§ WHAT IS REQUIRED
Give the number of lines that contain the string "text", and nothing else.
⟨
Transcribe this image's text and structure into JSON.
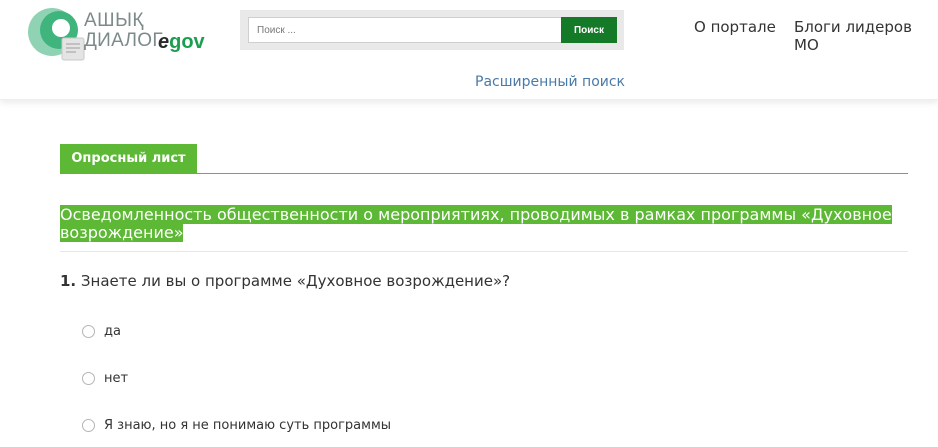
{
  "logo": {
    "line1": "АШЫҚ",
    "line2": "ДИАЛОГ",
    "egov_e": "e",
    "egov_rest": "gov",
    "brand_color": "#1d9e4f"
  },
  "search": {
    "placeholder": "Поиск ...",
    "button_label": "Поиск",
    "advanced_label": "Расширенный поиск"
  },
  "nav": {
    "items": [
      {
        "label": "О портале"
      },
      {
        "label": "Блоги лидеров МО"
      }
    ]
  },
  "tabs": {
    "active_label": "Опросный лист",
    "accent_color": "#5cb835"
  },
  "survey": {
    "title": "Осведомленность общественности о мероприятиях, проводимых в рамках программы «Духовное возрождение»",
    "question": {
      "number": "1.",
      "text": "Знаете ли вы о программе «Духовное возрождение»?",
      "options": [
        {
          "label": "да"
        },
        {
          "label": "нет"
        },
        {
          "label": "Я знаю, но я не понимаю суть программы"
        }
      ]
    }
  }
}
⟩
§ TASK OUTPUT
2